* [INFORMATION SHOWN]:
----

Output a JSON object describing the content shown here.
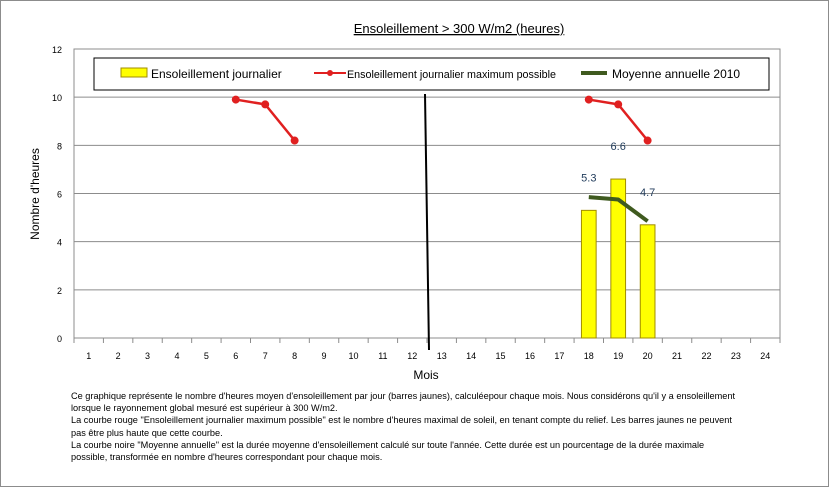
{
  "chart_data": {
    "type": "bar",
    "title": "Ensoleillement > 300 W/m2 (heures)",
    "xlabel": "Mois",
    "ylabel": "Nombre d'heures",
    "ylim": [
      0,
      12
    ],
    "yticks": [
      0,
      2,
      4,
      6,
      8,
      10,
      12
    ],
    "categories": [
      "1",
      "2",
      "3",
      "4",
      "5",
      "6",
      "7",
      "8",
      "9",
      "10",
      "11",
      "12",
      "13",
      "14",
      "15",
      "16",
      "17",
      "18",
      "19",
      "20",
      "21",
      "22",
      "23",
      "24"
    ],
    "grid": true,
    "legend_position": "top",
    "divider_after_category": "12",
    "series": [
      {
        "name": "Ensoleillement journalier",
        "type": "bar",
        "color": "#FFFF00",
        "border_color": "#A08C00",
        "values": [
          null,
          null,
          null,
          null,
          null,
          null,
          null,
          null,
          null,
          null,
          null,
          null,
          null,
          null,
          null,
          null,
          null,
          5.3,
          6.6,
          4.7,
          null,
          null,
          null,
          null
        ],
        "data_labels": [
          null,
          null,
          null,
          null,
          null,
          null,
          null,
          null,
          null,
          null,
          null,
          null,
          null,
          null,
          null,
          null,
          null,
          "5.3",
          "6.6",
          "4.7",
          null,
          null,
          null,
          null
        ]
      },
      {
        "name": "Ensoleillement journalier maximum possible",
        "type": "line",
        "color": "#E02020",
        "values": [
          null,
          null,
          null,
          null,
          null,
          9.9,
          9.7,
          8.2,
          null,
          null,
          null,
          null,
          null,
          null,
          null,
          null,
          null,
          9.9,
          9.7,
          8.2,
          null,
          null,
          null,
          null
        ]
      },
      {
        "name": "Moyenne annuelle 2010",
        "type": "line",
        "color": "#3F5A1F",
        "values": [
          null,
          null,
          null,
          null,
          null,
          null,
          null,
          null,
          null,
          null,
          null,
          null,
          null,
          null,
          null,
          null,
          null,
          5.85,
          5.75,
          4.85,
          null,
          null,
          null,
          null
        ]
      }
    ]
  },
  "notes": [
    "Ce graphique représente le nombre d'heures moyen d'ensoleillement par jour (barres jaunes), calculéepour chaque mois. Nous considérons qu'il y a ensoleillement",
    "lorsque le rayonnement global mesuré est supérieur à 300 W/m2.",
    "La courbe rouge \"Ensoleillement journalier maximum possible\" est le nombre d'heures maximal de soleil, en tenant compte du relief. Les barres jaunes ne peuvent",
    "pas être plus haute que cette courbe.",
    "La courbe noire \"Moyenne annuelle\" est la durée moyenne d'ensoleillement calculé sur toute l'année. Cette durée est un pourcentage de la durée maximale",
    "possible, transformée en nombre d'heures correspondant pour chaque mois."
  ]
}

----

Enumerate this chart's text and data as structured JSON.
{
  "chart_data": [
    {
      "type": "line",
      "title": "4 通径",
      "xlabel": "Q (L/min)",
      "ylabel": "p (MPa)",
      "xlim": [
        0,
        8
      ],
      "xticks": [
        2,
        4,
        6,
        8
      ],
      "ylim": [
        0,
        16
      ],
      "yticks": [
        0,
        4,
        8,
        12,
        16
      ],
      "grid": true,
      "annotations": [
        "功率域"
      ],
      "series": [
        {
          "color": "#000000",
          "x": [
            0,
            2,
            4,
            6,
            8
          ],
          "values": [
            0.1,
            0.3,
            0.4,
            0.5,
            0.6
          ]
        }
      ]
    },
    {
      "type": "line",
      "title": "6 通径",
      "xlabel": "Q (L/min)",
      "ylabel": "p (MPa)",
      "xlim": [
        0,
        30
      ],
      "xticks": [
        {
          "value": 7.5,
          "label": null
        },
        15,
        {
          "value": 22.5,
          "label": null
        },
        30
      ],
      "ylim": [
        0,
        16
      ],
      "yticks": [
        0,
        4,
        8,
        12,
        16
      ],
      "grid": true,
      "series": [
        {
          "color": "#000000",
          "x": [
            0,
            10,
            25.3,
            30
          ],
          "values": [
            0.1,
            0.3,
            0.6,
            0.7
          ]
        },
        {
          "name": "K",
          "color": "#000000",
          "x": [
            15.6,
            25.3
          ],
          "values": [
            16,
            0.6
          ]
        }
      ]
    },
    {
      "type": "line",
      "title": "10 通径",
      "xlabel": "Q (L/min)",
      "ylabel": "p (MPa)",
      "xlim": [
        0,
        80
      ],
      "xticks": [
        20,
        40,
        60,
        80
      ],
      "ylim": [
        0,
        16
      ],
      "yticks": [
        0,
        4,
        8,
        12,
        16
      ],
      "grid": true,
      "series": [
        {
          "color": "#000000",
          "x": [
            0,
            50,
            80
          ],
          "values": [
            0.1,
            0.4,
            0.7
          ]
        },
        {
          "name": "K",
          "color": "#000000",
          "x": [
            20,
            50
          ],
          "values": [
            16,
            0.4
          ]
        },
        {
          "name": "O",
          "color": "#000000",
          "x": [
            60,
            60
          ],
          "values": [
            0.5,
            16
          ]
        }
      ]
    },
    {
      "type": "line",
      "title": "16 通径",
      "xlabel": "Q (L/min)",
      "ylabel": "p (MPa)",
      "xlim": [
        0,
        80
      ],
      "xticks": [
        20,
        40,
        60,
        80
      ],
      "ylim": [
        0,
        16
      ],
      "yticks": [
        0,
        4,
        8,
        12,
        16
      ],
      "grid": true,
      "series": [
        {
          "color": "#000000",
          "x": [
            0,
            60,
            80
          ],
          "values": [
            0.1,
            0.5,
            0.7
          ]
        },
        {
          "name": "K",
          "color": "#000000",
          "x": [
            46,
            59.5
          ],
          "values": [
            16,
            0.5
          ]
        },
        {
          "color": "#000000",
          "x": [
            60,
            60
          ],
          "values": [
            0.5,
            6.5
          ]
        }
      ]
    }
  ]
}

----

* [WORK TO BE COMPLETED]: Copy out each line of the records where the string "journalier" appears.

* [TASK OUTPUT]:
        "name": "Ensoleillement journalier",
        "name": "Ensoleillement journalier maximum possible",
    "La courbe rouge \"Ensoleillement journalier maximum possible\" est le nombre d'heures maximal de soleil, en tenant compte du relief. Les barres jaunes ne peuvent",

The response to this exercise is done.